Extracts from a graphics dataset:
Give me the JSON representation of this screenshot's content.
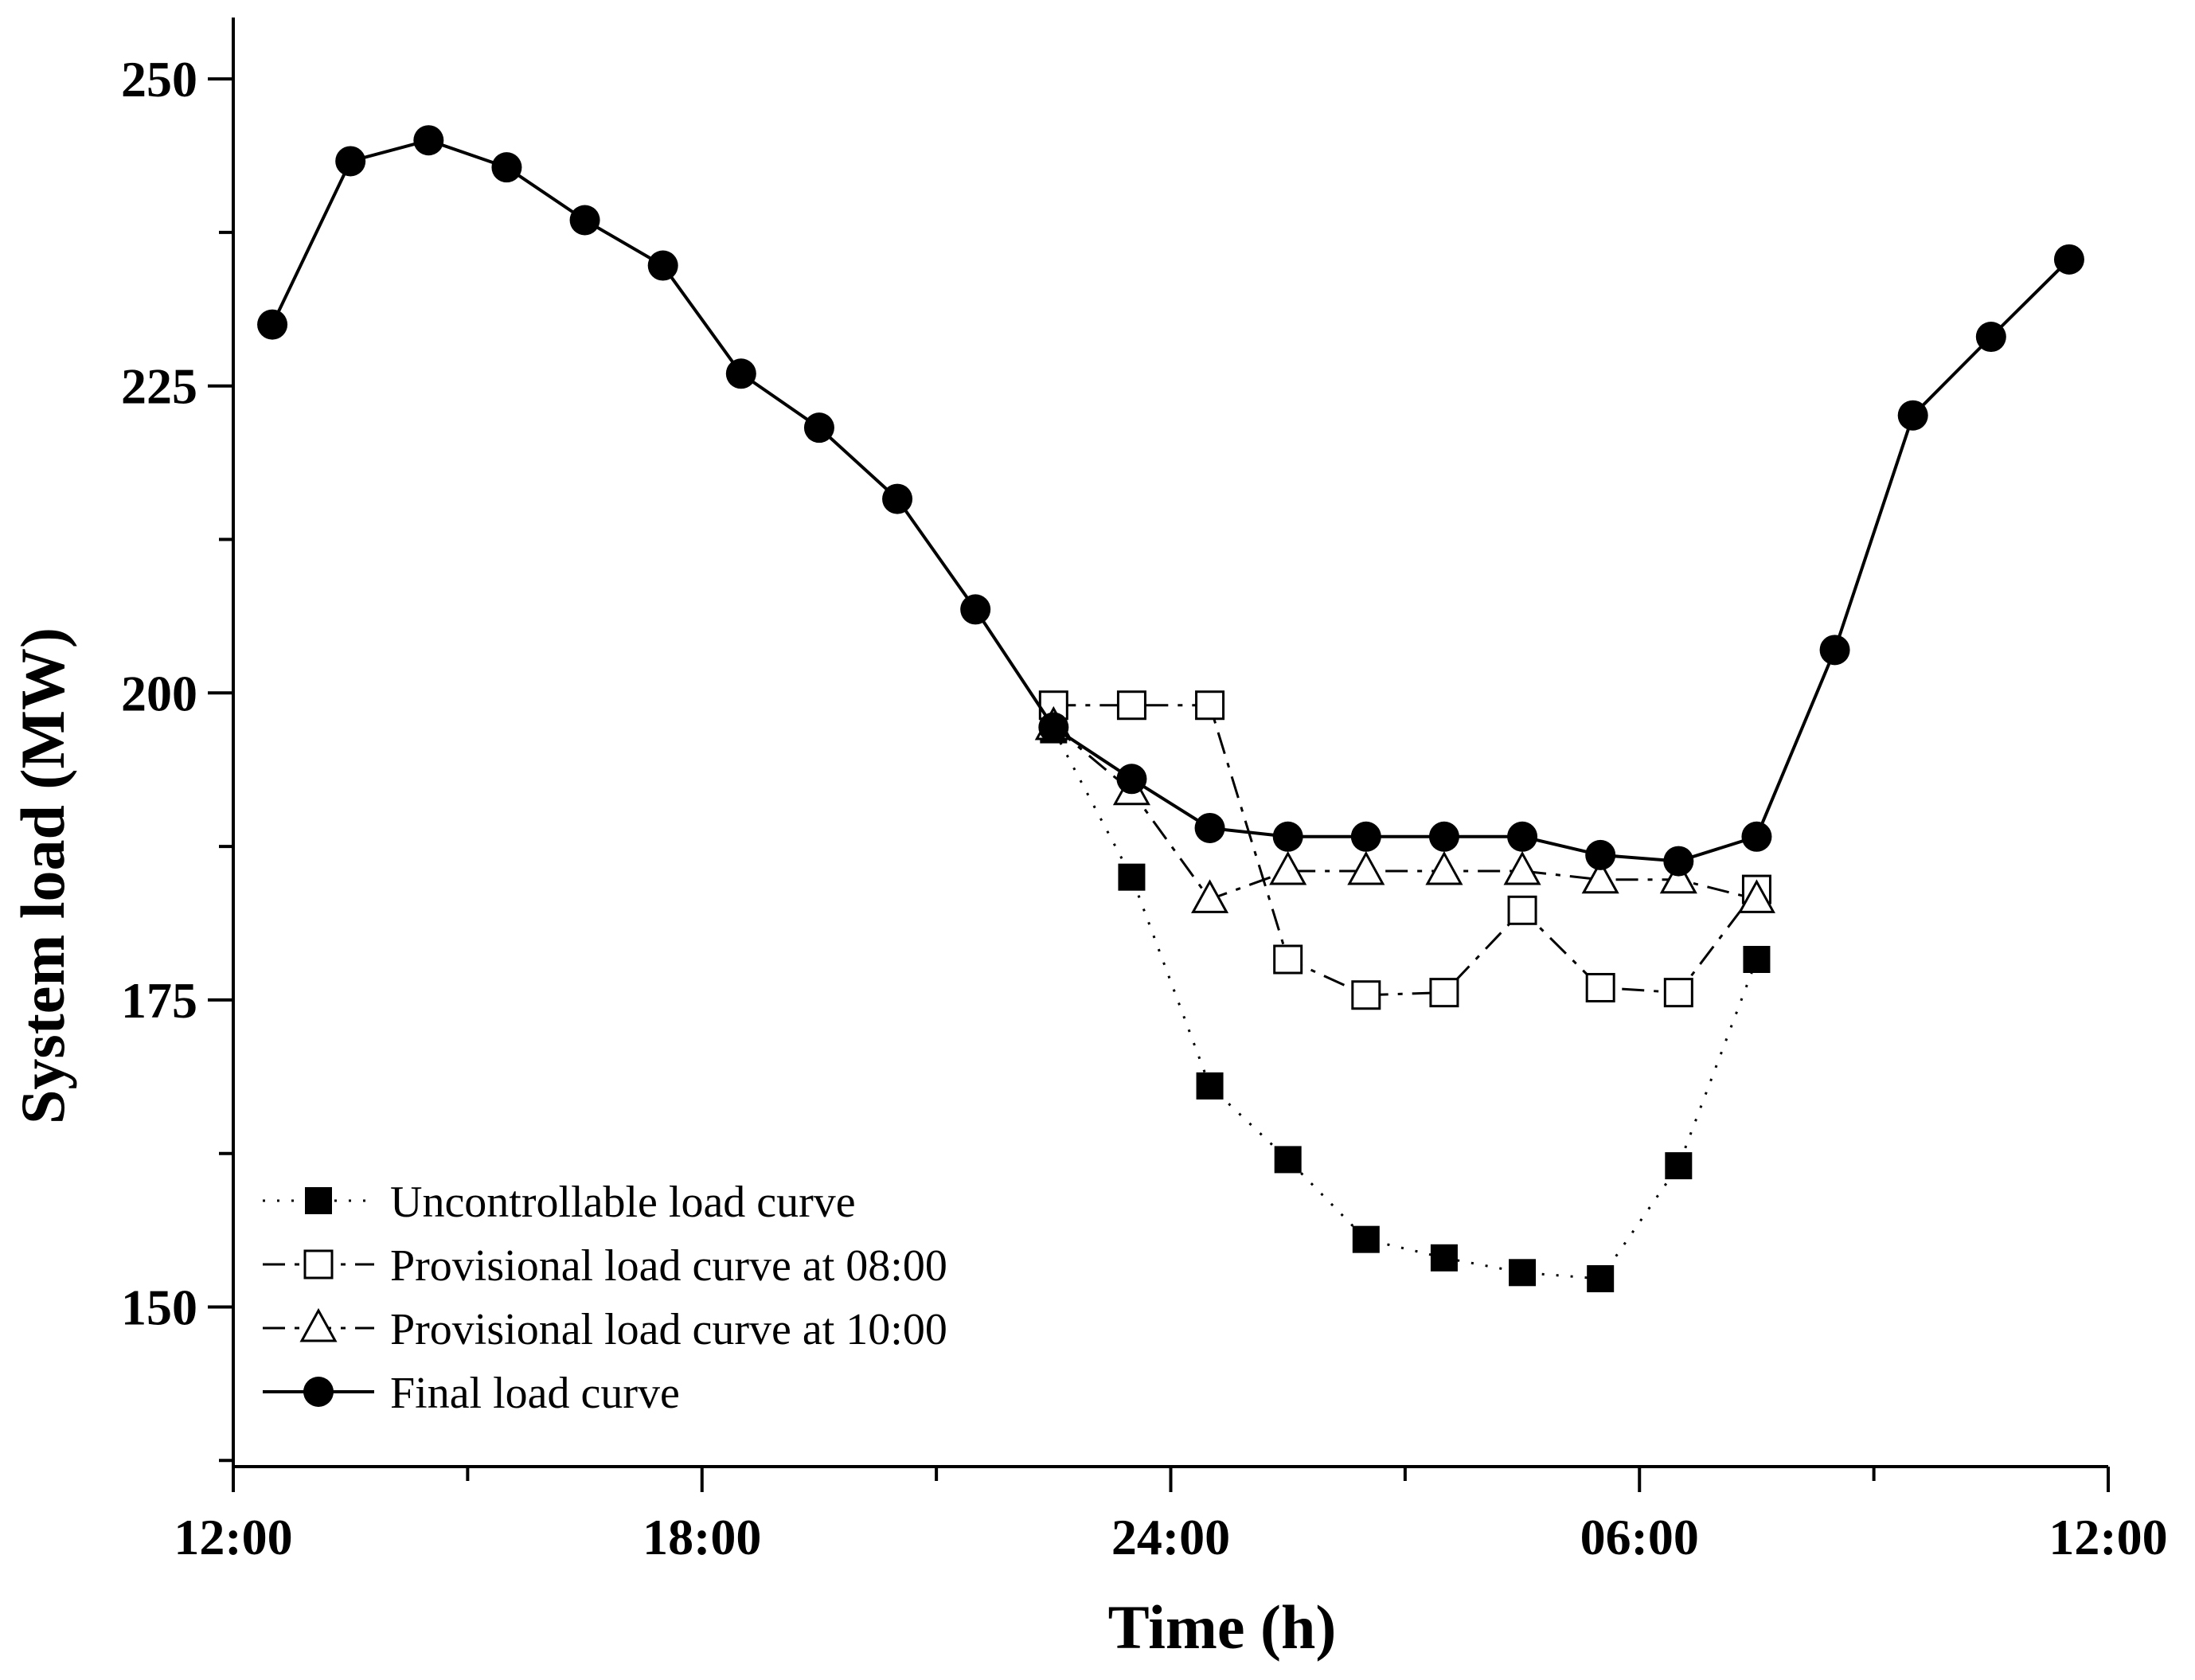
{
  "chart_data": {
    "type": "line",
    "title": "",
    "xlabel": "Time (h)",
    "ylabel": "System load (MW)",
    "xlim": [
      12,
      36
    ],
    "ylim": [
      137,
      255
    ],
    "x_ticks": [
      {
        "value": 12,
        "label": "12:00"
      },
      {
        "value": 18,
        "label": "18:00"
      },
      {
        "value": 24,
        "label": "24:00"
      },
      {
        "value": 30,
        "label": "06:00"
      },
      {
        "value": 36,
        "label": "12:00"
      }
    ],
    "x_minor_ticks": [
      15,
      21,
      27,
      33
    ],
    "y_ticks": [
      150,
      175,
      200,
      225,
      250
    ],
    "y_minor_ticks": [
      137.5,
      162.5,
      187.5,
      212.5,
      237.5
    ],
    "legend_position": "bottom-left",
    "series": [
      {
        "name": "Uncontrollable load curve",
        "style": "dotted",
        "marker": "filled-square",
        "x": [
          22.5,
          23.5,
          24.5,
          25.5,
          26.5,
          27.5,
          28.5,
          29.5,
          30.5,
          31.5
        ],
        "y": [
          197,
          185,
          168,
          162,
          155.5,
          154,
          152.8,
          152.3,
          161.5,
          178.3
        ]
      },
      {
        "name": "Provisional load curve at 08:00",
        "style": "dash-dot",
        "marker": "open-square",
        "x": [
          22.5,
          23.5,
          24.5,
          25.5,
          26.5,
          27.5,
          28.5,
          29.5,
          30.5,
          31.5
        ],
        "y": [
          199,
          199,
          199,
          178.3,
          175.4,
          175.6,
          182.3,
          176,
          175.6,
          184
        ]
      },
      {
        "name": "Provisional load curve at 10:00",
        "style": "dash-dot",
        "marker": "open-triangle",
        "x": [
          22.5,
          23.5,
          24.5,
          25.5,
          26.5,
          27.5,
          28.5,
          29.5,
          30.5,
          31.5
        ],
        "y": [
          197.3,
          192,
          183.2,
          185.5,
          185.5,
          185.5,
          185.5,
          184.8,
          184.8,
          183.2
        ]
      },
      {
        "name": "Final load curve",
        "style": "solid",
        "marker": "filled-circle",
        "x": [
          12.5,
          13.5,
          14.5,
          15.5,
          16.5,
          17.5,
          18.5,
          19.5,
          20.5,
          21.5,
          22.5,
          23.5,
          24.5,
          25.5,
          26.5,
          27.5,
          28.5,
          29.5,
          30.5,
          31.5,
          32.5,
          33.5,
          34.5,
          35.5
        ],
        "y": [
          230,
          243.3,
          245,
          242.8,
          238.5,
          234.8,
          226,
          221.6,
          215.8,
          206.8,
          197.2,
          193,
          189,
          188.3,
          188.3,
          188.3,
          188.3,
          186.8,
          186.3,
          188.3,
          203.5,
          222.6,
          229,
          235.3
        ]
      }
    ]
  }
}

Given task: What is the number of lines in the records that contain the string "Provisional"? Give only that number.

Solution for this exercise: 2